Report every line from the material that contains the word "assembled".

[Collected data]
====
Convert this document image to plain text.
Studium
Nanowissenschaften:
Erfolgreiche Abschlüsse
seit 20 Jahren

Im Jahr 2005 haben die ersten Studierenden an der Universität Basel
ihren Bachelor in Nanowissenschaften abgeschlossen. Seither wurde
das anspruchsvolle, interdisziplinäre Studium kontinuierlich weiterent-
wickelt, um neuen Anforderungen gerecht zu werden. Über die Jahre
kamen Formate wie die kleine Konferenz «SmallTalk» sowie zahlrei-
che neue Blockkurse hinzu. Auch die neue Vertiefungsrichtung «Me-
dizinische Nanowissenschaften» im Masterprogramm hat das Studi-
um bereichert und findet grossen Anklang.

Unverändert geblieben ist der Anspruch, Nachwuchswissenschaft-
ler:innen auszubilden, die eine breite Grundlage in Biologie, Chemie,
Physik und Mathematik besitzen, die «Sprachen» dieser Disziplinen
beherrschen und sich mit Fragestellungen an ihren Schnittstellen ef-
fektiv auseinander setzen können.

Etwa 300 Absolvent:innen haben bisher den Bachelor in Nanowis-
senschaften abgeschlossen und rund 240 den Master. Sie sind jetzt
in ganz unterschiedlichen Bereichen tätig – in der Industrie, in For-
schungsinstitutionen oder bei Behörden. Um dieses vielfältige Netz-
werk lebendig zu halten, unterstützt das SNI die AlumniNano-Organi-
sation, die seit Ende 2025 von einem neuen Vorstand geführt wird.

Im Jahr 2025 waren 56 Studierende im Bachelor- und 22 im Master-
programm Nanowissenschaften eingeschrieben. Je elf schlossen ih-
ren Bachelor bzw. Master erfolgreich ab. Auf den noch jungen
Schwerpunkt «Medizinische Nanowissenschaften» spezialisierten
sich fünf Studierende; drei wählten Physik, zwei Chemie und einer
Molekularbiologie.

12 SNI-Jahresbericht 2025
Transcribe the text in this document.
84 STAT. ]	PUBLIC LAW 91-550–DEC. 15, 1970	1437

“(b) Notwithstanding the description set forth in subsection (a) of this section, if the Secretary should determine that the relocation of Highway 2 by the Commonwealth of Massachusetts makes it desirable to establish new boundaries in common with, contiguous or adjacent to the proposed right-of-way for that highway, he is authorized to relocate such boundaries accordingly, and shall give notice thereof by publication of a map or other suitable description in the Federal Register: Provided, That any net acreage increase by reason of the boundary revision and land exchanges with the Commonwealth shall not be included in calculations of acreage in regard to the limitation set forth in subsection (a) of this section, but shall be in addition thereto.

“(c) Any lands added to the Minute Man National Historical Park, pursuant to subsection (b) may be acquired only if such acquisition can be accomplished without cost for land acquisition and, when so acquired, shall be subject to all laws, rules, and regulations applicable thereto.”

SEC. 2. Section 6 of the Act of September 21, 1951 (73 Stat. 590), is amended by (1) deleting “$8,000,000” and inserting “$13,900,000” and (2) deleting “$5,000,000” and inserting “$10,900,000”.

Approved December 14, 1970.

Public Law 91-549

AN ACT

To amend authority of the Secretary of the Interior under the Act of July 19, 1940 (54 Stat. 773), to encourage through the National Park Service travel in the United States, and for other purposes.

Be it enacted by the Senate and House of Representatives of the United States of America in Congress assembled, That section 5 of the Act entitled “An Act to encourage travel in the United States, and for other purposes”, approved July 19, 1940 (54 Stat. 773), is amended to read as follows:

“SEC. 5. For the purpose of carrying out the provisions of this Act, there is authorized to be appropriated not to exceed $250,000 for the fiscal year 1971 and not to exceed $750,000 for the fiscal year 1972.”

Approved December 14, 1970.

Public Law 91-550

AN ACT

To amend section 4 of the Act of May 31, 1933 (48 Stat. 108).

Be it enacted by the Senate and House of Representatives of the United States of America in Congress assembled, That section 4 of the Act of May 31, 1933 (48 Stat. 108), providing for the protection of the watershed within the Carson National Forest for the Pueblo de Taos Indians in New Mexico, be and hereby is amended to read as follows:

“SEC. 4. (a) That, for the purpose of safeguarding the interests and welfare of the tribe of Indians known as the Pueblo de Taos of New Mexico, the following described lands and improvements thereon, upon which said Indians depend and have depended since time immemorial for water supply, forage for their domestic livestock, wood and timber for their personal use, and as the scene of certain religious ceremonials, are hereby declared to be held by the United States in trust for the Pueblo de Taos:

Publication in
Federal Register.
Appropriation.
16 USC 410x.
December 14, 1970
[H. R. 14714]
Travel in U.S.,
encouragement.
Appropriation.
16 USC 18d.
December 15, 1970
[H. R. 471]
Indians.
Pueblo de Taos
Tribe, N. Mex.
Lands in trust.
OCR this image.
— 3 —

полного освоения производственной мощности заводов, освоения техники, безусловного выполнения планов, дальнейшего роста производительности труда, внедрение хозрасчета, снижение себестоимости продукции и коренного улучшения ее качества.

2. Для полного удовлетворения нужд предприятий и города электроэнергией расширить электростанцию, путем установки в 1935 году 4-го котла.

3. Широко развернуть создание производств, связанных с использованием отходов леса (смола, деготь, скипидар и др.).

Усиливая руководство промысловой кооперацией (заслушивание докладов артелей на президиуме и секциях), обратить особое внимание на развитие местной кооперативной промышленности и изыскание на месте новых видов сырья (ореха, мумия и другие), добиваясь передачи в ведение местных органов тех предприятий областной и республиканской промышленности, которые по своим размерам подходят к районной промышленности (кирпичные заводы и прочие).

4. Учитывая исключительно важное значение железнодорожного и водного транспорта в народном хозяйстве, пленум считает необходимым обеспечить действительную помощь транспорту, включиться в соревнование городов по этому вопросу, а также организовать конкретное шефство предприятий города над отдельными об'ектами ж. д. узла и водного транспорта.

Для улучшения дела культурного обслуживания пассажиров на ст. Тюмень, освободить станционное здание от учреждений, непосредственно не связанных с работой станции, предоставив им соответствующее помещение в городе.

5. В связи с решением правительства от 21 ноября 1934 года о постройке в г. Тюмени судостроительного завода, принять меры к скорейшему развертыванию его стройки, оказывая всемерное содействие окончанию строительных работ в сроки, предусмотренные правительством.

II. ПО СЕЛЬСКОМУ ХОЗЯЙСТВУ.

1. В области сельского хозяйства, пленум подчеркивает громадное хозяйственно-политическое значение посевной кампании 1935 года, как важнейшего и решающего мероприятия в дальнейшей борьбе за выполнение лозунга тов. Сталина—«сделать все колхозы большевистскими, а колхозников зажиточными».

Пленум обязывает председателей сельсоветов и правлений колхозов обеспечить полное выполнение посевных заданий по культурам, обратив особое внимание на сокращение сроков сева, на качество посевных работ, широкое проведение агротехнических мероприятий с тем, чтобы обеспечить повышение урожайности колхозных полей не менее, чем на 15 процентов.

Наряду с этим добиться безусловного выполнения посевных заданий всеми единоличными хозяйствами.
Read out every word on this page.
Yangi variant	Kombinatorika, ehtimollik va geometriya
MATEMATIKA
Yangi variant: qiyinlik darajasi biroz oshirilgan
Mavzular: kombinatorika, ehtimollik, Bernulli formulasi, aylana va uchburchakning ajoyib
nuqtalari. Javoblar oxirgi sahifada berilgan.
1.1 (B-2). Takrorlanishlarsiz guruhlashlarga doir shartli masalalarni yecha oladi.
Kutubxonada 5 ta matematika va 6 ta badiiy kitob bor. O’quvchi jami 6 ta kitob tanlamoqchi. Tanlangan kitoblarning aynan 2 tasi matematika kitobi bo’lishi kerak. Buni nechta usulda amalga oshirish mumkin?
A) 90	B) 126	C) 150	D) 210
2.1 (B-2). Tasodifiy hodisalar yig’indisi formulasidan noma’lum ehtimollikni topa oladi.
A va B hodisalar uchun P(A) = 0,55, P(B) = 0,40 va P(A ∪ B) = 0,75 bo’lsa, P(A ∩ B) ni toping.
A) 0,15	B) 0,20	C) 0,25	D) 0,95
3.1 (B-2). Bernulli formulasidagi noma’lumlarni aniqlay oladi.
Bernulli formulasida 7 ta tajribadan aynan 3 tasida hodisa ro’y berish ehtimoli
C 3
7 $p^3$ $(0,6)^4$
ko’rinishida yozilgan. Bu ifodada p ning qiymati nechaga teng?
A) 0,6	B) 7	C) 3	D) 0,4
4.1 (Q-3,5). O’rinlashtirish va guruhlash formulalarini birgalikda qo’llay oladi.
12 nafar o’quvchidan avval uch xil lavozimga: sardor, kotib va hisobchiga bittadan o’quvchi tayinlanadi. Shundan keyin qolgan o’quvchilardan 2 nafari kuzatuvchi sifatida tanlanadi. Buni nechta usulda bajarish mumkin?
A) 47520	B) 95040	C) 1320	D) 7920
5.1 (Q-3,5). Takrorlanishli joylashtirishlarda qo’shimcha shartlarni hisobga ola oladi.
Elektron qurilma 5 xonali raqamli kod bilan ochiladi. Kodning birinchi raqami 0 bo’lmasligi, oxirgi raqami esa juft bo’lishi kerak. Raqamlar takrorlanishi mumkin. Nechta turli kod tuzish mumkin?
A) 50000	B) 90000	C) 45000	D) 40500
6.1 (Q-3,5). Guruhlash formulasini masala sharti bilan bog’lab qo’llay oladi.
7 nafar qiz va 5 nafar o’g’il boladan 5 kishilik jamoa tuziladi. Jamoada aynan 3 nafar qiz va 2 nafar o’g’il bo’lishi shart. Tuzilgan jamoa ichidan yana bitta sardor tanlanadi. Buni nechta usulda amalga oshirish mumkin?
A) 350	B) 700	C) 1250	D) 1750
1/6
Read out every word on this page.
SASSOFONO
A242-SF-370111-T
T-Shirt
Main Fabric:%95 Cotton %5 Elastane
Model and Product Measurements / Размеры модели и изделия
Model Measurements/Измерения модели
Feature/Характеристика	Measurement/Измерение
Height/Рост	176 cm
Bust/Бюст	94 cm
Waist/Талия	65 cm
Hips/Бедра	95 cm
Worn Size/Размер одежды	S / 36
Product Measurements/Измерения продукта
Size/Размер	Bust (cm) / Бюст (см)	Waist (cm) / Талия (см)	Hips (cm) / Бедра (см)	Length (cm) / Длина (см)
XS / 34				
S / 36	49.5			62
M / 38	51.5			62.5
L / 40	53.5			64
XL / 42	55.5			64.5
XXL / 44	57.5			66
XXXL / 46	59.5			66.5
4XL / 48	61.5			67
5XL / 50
====
EXERCISE RESPONSE
Be it enacted by the Senate and House of Representatives of the United States of America in Congress assembled, That section 5 of the Act entitled “An Act to encourage travel in the United States, and for other purposes”, approved July 19, 1940 (54 Stat. 773), is amended to read as follows:
Be it enacted by the Senate and House of Representatives of the United States of America in Congress assembled, That section 4 of the Act of May 31, 1933 (48 Stat. 108), providing for the protection of the watershed within the Carson National Forest for the Pueblo de Taos Indians in New Mexico, be and hereby is amended to read as follows:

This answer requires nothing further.